** begin RECORD EXCERPTS **
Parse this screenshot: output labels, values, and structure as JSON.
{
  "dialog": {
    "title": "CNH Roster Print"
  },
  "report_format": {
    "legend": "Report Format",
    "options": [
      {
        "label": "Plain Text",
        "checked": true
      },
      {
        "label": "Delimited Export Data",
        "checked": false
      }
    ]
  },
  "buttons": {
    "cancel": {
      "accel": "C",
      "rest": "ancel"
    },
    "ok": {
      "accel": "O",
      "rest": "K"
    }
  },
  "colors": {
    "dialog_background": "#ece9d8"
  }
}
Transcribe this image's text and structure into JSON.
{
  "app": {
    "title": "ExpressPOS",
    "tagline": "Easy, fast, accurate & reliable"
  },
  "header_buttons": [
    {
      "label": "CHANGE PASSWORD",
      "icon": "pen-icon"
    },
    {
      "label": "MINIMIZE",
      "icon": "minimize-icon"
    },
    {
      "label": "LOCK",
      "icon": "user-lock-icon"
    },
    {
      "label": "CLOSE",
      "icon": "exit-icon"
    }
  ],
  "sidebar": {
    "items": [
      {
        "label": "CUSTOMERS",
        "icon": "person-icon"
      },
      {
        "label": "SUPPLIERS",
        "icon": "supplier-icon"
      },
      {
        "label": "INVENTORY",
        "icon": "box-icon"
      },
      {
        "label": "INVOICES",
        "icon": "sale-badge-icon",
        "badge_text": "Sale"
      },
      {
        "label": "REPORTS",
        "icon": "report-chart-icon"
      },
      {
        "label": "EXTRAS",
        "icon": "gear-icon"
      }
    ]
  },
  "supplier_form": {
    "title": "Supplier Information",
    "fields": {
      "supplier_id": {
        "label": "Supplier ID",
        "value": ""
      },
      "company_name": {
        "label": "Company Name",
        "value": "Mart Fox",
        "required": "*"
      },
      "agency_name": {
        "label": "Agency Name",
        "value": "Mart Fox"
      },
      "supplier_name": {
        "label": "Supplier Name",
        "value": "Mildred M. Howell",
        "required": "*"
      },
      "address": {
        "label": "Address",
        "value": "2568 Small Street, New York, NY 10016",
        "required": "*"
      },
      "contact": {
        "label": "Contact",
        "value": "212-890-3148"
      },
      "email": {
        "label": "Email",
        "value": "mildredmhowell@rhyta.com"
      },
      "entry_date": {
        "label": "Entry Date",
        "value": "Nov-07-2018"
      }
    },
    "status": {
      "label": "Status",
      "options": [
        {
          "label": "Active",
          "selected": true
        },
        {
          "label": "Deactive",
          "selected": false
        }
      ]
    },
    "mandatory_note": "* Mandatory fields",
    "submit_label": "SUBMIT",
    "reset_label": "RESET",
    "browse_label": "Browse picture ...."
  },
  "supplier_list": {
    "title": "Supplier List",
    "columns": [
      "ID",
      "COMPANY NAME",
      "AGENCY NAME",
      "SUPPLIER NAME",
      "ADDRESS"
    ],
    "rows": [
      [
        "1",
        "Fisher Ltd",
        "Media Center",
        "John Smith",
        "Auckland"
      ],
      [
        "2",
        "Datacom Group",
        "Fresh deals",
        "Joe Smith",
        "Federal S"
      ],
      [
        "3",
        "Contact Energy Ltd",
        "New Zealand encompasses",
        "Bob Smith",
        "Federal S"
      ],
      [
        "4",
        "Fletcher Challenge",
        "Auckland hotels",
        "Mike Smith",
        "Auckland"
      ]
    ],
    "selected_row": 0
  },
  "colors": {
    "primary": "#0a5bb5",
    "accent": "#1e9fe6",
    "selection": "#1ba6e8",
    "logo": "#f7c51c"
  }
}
** end RECORD EXCERPTS **
◆ TASK STATEMENT: Reproduce the data, keeping every line exactly the same.

◆ RESULT BELOW:
Parse this screenshot: output labels, values, and structure as JSON.
{
  "dialog": {
    "title": "CNH Roster Print"
  },
  "report_format": {
    "legend": "Report Format",
    "options": [
      {
        "label": "Plain Text",
        "checked": true
      },
      {
        "label": "Delimited Export Data",
        "checked": false
      }
    ]
  },
  "buttons": {
    "cancel": {
      "accel": "C",
      "rest": "ancel"
    },
    "ok": {
      "accel": "O",
      "rest": "K"
    }
  },
  "colors": {
    "dialog_background": "#ece9d8"
  }
}
Transcribe this image's text and structure into JSON.
{
  "app": {
    "title": "ExpressPOS",
    "tagline": "Easy, fast, accurate & reliable"
  },
  "header_buttons": [
    {
      "label": "CHANGE PASSWORD",
      "icon": "pen-icon"
    },
    {
      "label": "MINIMIZE",
      "icon": "minimize-icon"
    },
    {
      "label": "LOCK",
      "icon": "user-lock-icon"
    },
    {
      "label": "CLOSE",
      "icon": "exit-icon"
    }
  ],
  "sidebar": {
    "items": [
      {
        "label": "CUSTOMERS",
        "icon": "person-icon"
      },
      {
        "label": "SUPPLIERS",
        "icon": "supplier-icon"
      },
      {
        "label": "INVENTORY",
        "icon": "box-icon"
      },
      {
        "label": "INVOICES",
        "icon": "sale-badge-icon",
        "badge_text": "Sale"
      },
      {
        "label": "REPORTS",
        "icon": "report-chart-icon"
      },
      {
        "label": "EXTRAS",
        "icon": "gear-icon"
      }
    ]
  },
  "supplier_form": {
    "title": "Supplier Information",
    "fields": {
      "supplier_id": {
        "label": "Supplier ID",
        "value": ""
      },
      "company_name": {
        "label": "Company Name",
        "value": "Mart Fox",
        "required": "*"
      },
      "agency_name": {
        "label": "Agency Name",
        "value": "Mart Fox"
      },
      "supplier_name": {
        "label": "Supplier Name",
        "value": "Mildred M. Howell",
        "required": "*"
      },
      "address": {
        "label": "Address",
        "value": "2568 Small Street, New York, NY 10016",
        "required": "*"
      },
      "contact": {
        "label": "Contact",
        "value": "212-890-3148"
      },
      "email": {
        "label": "Email",
        "value": "mildredmhowell@rhyta.com"
      },
      "entry_date": {
        "label": "Entry Date",
        "value": "Nov-07-2018"
      }
    },
    "status": {
      "label": "Status",
      "options": [
        {
          "label": "Active",
          "selected": true
        },
        {
          "label": "Deactive",
          "selected": false
        }
      ]
    },
    "mandatory_note": "* Mandatory fields",
    "submit_label": "SUBMIT",
    "reset_label": "RESET",
    "browse_label": "Browse picture ...."
  },
  "supplier_list": {
    "title": "Supplier List",
    "columns": [
      "ID",
      "COMPANY NAME",
      "AGENCY NAME",
      "SUPPLIER NAME",
      "ADDRESS"
    ],
    "rows": [
      [
        "1",
        "Fisher Ltd",
        "Media Center",
        "John Smith",
        "Auckland"
      ],
      [
        "2",
        "Datacom Group",
        "Fresh deals",
        "Joe Smith",
        "Federal S"
      ],
      [
        "3",
        "Contact Energy Ltd",
        "New Zealand encompasses",
        "Bob Smith",
        "Federal S"
      ],
      [
        "4",
        "Fletcher Challenge",
        "Auckland hotels",
        "Mike Smith",
        "Auckland"
      ]
    ],
    "selected_row": 0
  },
  "colors": {
    "primary": "#0a5bb5",
    "accent": "#1e9fe6",
    "selection": "#1ba6e8",
    "logo": "#f7c51c"
  }
}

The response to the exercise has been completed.